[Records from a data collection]
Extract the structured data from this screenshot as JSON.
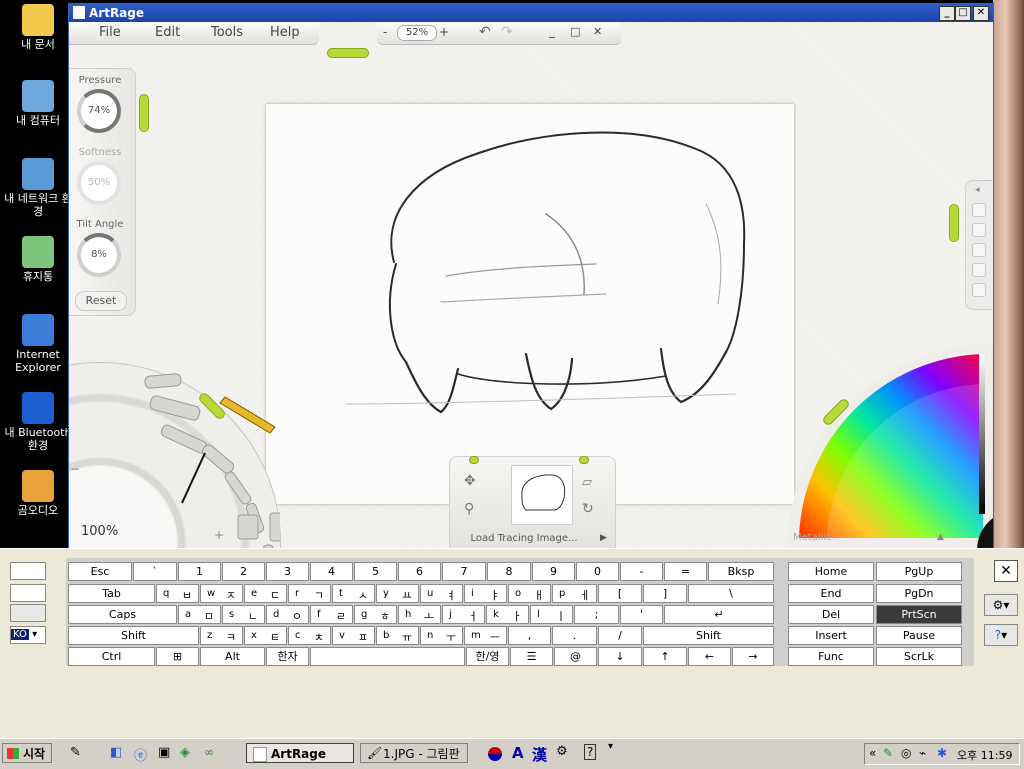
{
  "desktop_icons": [
    {
      "label": "내 문서",
      "icon": "my-documents-icon"
    },
    {
      "label": "내 컴퓨터",
      "icon": "my-computer-icon"
    },
    {
      "label": "내 네트워크 환경",
      "icon": "network-icon"
    },
    {
      "label": "휴지통",
      "icon": "recycle-bin-icon"
    },
    {
      "label": "Internet Explorer",
      "icon": "internet-explorer-icon"
    },
    {
      "label": "내 Bluetooth 환경",
      "icon": "bluetooth-icon"
    },
    {
      "label": "곰오디오",
      "icon": "gom-audio-icon"
    }
  ],
  "window": {
    "title": "ArtRage"
  },
  "menu": [
    "File",
    "Edit",
    "Tools",
    "Help"
  ],
  "zoom": {
    "minus": "-",
    "value": "52%",
    "plus": "+"
  },
  "props": {
    "pressure_label": "Pressure",
    "pressure_value": "74%",
    "softness_label": "Softness",
    "softness_value": "50%",
    "tilt_label": "Tilt Angle",
    "tilt_value": "8%",
    "reset": "Reset"
  },
  "canvas_zoom": "100%",
  "picker": {
    "metallic": "Metallic"
  },
  "tracing": {
    "label": "Load Tracing Image..."
  },
  "keyboard": {
    "row1": [
      [
        "Esc",
        ""
      ],
      [
        "`",
        ""
      ],
      [
        "1",
        ""
      ],
      [
        "2",
        ""
      ],
      [
        "3",
        ""
      ],
      [
        "4",
        ""
      ],
      [
        "5",
        ""
      ],
      [
        "6",
        ""
      ],
      [
        "7",
        ""
      ],
      [
        "8",
        ""
      ],
      [
        "9",
        ""
      ],
      [
        "0",
        ""
      ],
      [
        "-",
        ""
      ],
      [
        "=",
        ""
      ],
      [
        "Bksp",
        ""
      ]
    ],
    "row2": [
      [
        "Tab",
        ""
      ],
      [
        "q",
        "ㅂ"
      ],
      [
        "w",
        "ㅈ"
      ],
      [
        "e",
        "ㄷ"
      ],
      [
        "r",
        "ㄱ"
      ],
      [
        "t",
        "ㅅ"
      ],
      [
        "y",
        "ㅛ"
      ],
      [
        "u",
        "ㅕ"
      ],
      [
        "i",
        "ㅑ"
      ],
      [
        "o",
        "ㅐ"
      ],
      [
        "p",
        "ㅔ"
      ],
      [
        "[",
        ""
      ],
      [
        "]",
        ""
      ],
      [
        "\\",
        ""
      ]
    ],
    "row3": [
      [
        "Caps",
        ""
      ],
      [
        "a",
        "ㅁ"
      ],
      [
        "s",
        "ㄴ"
      ],
      [
        "d",
        "ㅇ"
      ],
      [
        "f",
        "ㄹ"
      ],
      [
        "g",
        "ㅎ"
      ],
      [
        "h",
        "ㅗ"
      ],
      [
        "j",
        "ㅓ"
      ],
      [
        "k",
        "ㅏ"
      ],
      [
        "l",
        "ㅣ"
      ],
      [
        ";",
        ""
      ],
      [
        "'",
        ""
      ],
      [
        "↵",
        ""
      ]
    ],
    "row4": [
      [
        "Shift",
        ""
      ],
      [
        "z",
        "ㅋ"
      ],
      [
        "x",
        "ㅌ"
      ],
      [
        "c",
        "ㅊ"
      ],
      [
        "v",
        "ㅍ"
      ],
      [
        "b",
        "ㅠ"
      ],
      [
        "n",
        "ㅜ"
      ],
      [
        "m",
        "ㅡ"
      ],
      [
        ",",
        ""
      ],
      [
        ".",
        ""
      ],
      [
        "/",
        ""
      ],
      [
        "Shift",
        ""
      ]
    ],
    "row5": [
      "Ctrl",
      "⊞",
      "Alt",
      "한자",
      "",
      "한/영",
      "☰",
      "@",
      "↓",
      "↑",
      "←",
      "→"
    ],
    "nav": [
      "Home",
      "PgUp",
      "End",
      "PgDn",
      "Del",
      "PrtScn",
      "Insert",
      "Pause",
      "Func",
      "ScrLk"
    ],
    "lang": "KO",
    "close": "✕"
  },
  "taskbar": {
    "start": "시작",
    "tasks": [
      "ArtRage",
      "1.JPG - 그림판"
    ],
    "ime": [
      "A",
      "漢"
    ],
    "clock": "오후 11:59",
    "expand": "«"
  },
  "colors": {
    "grip": "#b7d93a",
    "titlebar": "#2e5ec8"
  }
}
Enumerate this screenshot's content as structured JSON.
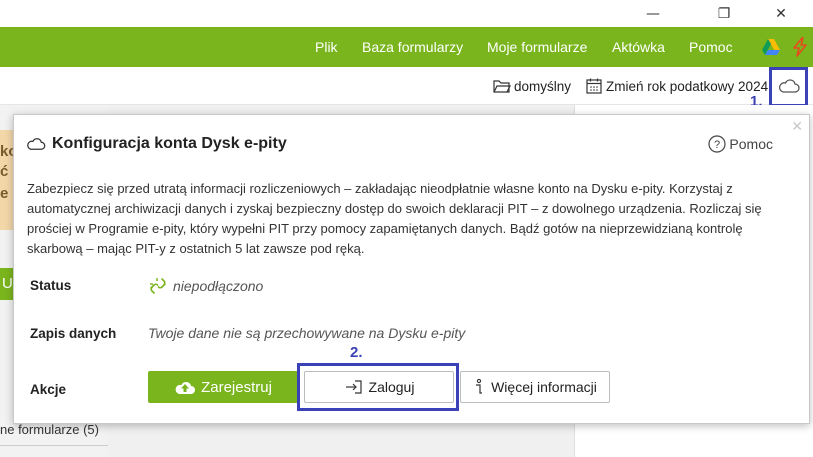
{
  "window": {
    "minimize": "—",
    "restore": "❐",
    "close": "✕"
  },
  "nav": {
    "items": [
      "Plik",
      "Baza formularzy",
      "Moje formularze",
      "Aktówka",
      "Pomoc"
    ]
  },
  "toolbar": {
    "folder_label": "domyślny",
    "year_label": "Zmień rok podatkowy 2024"
  },
  "background": {
    "frag_1": "ko",
    "frag_2": "ć",
    "frag_3": "e p",
    "frag_u": "U",
    "frag_forms": "ne formularze (5)"
  },
  "annotations": {
    "first": "1.",
    "second": "2."
  },
  "popup": {
    "title": "Konfiguracja konta Dysk e-pity",
    "help_label": "Pomoc",
    "close": "✕",
    "description": "Zabezpiecz się przed utratą informacji rozliczeniowych – zakładając nieodpłatnie własne konto na Dysku e-pity. Korzystaj z automatycznej archiwizacji danych i zyskaj bezpieczny dostęp do swoich deklaracji PIT – z dowolnego urządzenia. Rozliczaj się prościej w Programie e-pity, który wypełni PIT przy pomocy zapamiętanych danych. Bądź gotów na nieprzewidzianą kontrolę skarbową – mając PIT-y z ostatnich 5 lat zawsze pod ręką.",
    "status_label": "Status",
    "status_value": "niepodłączono",
    "storage_label": "Zapis danych",
    "storage_value": "Twoje dane nie są przechowywane na Dysku e-pity",
    "actions_label": "Akcje",
    "register_label": "Zarejestruj",
    "login_label": "Zaloguj",
    "info_label": "Więcej informacji"
  },
  "colors": {
    "brand_green": "#7ab51d",
    "annotation_blue": "#3b41b7"
  }
}
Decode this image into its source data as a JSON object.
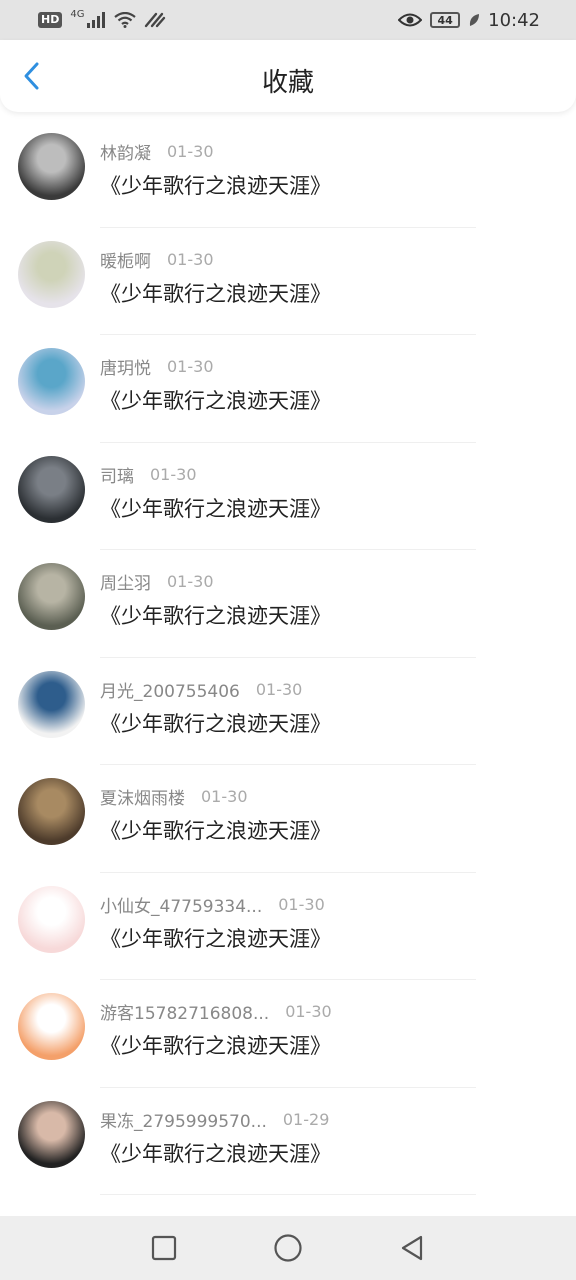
{
  "status_bar": {
    "hd_label": "HD",
    "network_label": "4G",
    "battery_level": "44",
    "time": "10:42"
  },
  "header": {
    "title": "收藏"
  },
  "favorites": [
    {
      "name": "林韵凝",
      "date": "01-30",
      "title": "《少年歌行之浪迹天涯》",
      "avatar_colors": [
        "#3a3a3a",
        "#bdbdbd"
      ]
    },
    {
      "name": "暖栀啊",
      "date": "01-30",
      "title": "《少年歌行之浪迹天涯》",
      "avatar_colors": [
        "#e6e3ea",
        "#cfd3b8"
      ]
    },
    {
      "name": "唐玥悦",
      "date": "01-30",
      "title": "《少年歌行之浪迹天涯》",
      "avatar_colors": [
        "#c8d2ea",
        "#5aa6c9"
      ]
    },
    {
      "name": "司璃",
      "date": "01-30",
      "title": "《少年歌行之浪迹天涯》",
      "avatar_colors": [
        "#2b2f33",
        "#7a7f86"
      ]
    },
    {
      "name": "周尘羽",
      "date": "01-30",
      "title": "《少年歌行之浪迹天涯》",
      "avatar_colors": [
        "#5b5f52",
        "#b7b4a4"
      ]
    },
    {
      "name": "月光_200755406",
      "date": "01-30",
      "title": "《少年歌行之浪迹天涯》",
      "avatar_colors": [
        "#f2f2f2",
        "#2e5d8c"
      ]
    },
    {
      "name": "夏沫烟雨楼",
      "date": "01-30",
      "title": "《少年歌行之浪迹天涯》",
      "avatar_colors": [
        "#4d3b2b",
        "#a88a62"
      ]
    },
    {
      "name": "小仙女_47759334...",
      "date": "01-30",
      "title": "《少年歌行之浪迹天涯》",
      "avatar_colors": [
        "#f7d9d9",
        "#ffffff"
      ]
    },
    {
      "name": "游客15782716808...",
      "date": "01-30",
      "title": "《少年歌行之浪迹天涯》",
      "avatar_colors": [
        "#f4a06a",
        "#ffffff"
      ]
    },
    {
      "name": "果冻_2795999570...",
      "date": "01-29",
      "title": "《少年歌行之浪迹天涯》",
      "avatar_colors": [
        "#222222",
        "#d8b9a8"
      ]
    }
  ],
  "icons": {
    "back": "chevron-left-icon",
    "nav_recent": "square-icon",
    "nav_home": "circle-icon",
    "nav_back": "triangle-back-icon"
  },
  "accent_color": "#2f8fe0"
}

Written problem –
Where a line contains the string "structured", extract that line.

Complete response –
Extract the structured data from this screenshot as JSON.
Enumerate this screenshot's content as structured JSON.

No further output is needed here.